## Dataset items

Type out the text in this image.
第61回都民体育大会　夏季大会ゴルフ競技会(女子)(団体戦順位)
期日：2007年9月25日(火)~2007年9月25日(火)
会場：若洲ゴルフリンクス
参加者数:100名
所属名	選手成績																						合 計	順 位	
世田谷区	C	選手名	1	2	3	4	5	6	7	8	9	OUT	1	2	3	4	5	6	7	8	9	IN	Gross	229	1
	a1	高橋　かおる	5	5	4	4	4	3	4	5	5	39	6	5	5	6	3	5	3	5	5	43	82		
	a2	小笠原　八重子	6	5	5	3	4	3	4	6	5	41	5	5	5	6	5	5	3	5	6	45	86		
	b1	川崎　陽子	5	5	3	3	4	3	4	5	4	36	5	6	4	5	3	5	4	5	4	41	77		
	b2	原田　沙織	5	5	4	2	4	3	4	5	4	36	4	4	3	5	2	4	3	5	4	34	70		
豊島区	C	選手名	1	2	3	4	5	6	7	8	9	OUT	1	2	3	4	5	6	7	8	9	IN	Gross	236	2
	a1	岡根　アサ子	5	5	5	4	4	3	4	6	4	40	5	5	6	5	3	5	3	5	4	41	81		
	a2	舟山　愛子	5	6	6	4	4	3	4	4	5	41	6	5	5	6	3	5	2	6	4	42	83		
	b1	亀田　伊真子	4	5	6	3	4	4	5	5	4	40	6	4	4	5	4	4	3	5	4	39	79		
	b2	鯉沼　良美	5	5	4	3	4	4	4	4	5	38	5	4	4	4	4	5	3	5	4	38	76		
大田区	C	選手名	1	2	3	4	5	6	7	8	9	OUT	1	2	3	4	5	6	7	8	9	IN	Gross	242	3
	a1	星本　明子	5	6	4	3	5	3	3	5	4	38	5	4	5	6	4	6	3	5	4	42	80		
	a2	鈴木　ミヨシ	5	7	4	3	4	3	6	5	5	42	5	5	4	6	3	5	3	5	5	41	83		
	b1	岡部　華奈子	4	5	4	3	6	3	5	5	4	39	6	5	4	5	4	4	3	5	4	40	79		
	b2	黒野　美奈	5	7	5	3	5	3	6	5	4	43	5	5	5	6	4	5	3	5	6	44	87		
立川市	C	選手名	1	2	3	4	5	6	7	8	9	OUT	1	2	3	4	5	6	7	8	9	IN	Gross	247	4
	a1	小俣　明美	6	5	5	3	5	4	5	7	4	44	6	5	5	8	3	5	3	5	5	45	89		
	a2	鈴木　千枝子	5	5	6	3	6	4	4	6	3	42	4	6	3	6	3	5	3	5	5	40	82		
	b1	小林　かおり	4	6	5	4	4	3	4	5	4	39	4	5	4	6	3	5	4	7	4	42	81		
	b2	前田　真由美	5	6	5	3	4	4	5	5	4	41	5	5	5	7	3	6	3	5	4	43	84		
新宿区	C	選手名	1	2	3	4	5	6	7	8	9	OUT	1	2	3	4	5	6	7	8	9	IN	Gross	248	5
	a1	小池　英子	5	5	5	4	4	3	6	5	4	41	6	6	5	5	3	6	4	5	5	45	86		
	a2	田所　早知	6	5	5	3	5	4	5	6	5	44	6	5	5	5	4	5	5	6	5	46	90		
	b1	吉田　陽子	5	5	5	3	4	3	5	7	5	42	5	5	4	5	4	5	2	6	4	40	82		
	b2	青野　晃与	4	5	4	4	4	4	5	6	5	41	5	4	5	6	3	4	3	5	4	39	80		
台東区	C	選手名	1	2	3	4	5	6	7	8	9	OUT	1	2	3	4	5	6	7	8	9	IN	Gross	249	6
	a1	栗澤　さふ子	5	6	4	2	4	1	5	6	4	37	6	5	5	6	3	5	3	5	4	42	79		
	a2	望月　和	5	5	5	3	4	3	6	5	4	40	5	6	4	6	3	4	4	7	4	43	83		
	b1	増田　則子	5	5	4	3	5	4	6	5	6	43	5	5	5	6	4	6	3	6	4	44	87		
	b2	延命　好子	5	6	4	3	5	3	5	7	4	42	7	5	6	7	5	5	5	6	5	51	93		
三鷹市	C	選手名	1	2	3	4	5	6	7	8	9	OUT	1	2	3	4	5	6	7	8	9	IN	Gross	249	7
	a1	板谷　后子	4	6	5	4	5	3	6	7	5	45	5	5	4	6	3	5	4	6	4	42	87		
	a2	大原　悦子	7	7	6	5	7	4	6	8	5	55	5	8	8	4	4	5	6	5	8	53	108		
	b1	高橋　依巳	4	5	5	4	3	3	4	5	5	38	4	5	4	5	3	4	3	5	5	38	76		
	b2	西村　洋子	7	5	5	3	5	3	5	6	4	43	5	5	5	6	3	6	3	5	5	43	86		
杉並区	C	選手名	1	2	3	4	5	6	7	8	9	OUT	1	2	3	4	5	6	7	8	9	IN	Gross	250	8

## DIRECTIONS FOR THIS TASK
Recopy all the lines exactly as they appear.

## PROBLEM SOLUTION
Type out the text in this image.
第61回都民体育大会　夏季大会ゴルフ競技会(女子)(団体戦順位)
期日：2007年9月25日(火)~2007年9月25日(火)
会場：若洲ゴルフリンクス
参加者数:100名
所属名	選手成績																						合 計	順 位	
世田谷区	C	選手名	1	2	3	4	5	6	7	8	9	OUT	1	2	3	4	5	6	7	8	9	IN	Gross	229	1
	a1	高橋　かおる	5	5	4	4	4	3	4	5	5	39	6	5	5	6	3	5	3	5	5	43	82		
	a2	小笠原　八重子	6	5	5	3	4	3	4	6	5	41	5	5	5	6	5	5	3	5	6	45	86		
	b1	川崎　陽子	5	5	3	3	4	3	4	5	4	36	5	6	4	5	3	5	4	5	4	41	77		
	b2	原田　沙織	5	5	4	2	4	3	4	5	4	36	4	4	3	5	2	4	3	5	4	34	70		
豊島区	C	選手名	1	2	3	4	5	6	7	8	9	OUT	1	2	3	4	5	6	7	8	9	IN	Gross	236	2
	a1	岡根　アサ子	5	5	5	4	4	3	4	6	4	40	5	5	6	5	3	5	3	5	4	41	81		
	a2	舟山　愛子	5	6	6	4	4	3	4	4	5	41	6	5	5	6	3	5	2	6	4	42	83		
	b1	亀田　伊真子	4	5	6	3	4	4	5	5	4	40	6	4	4	5	4	4	3	5	4	39	79		
	b2	鯉沼　良美	5	5	4	3	4	4	4	4	5	38	5	4	4	4	4	5	3	5	4	38	76		
大田区	C	選手名	1	2	3	4	5	6	7	8	9	OUT	1	2	3	4	5	6	7	8	9	IN	Gross	242	3
	a1	星本　明子	5	6	4	3	5	3	3	5	4	38	5	4	5	6	4	6	3	5	4	42	80		
	a2	鈴木　ミヨシ	5	7	4	3	4	3	6	5	5	42	5	5	4	6	3	5	3	5	5	41	83		
	b1	岡部　華奈子	4	5	4	3	6	3	5	5	4	39	6	5	4	5	4	4	3	5	4	40	79		
	b2	黒野　美奈	5	7	5	3	5	3	6	5	4	43	5	5	5	6	4	5	3	5	6	44	87		
立川市	C	選手名	1	2	3	4	5	6	7	8	9	OUT	1	2	3	4	5	6	7	8	9	IN	Gross	247	4
	a1	小俣　明美	6	5	5	3	5	4	5	7	4	44	6	5	5	8	3	5	3	5	5	45	89		
	a2	鈴木　千枝子	5	5	6	3	6	4	4	6	3	42	4	6	3	6	3	5	3	5	5	40	82		
	b1	小林　かおり	4	6	5	4	4	3	4	5	4	39	4	5	4	6	3	5	4	7	4	42	81		
	b2	前田　真由美	5	6	5	3	4	4	5	5	4	41	5	5	5	7	3	6	3	5	4	43	84		
新宿区	C	選手名	1	2	3	4	5	6	7	8	9	OUT	1	2	3	4	5	6	7	8	9	IN	Gross	248	5
	a1	小池　英子	5	5	5	4	4	3	6	5	4	41	6	6	5	5	3	6	4	5	5	45	86		
	a2	田所　早知	6	5	5	3	5	4	5	6	5	44	6	5	5	5	4	5	5	6	5	46	90		
	b1	吉田　陽子	5	5	5	3	4	3	5	7	5	42	5	5	4	5	4	5	2	6	4	40	82		
	b2	青野　晃与	4	5	4	4	4	4	5	6	5	41	5	4	5	6	3	4	3	5	4	39	80		
台東区	C	選手名	1	2	3	4	5	6	7	8	9	OUT	1	2	3	4	5	6	7	8	9	IN	Gross	249	6
	a1	栗澤　さふ子	5	6	4	2	4	1	5	6	4	37	6	5	5	6	3	5	3	5	4	42	79		
	a2	望月　和	5	5	5	3	4	3	6	5	4	40	5	6	4	6	3	4	4	7	4	43	83		
	b1	増田　則子	5	5	4	3	5	4	6	5	6	43	5	5	5	6	4	6	3	6	4	44	87		
	b2	延命　好子	5	6	4	3	5	3	5	7	4	42	7	5	6	7	5	5	5	6	5	51	93		
三鷹市	C	選手名	1	2	3	4	5	6	7	8	9	OUT	1	2	3	4	5	6	7	8	9	IN	Gross	249	7
	a1	板谷　后子	4	6	5	4	5	3	6	7	5	45	5	5	4	6	3	5	4	6	4	42	87		
	a2	大原　悦子	7	7	6	5	7	4	6	8	5	55	5	8	8	4	4	5	6	5	8	53	108		
	b1	高橋　依巳	4	5	5	4	3	3	4	5	5	38	4	5	4	5	3	4	3	5	5	38	76		
	b2	西村　洋子	7	5	5	3	5	3	5	6	4	43	5	5	5	6	3	6	3	5	5	43	86		
杉並区	C	選手名	1	2	3	4	5	6	7	8	9	OUT	1	2	3	4	5	6	7	8	9	IN	Gross	250	8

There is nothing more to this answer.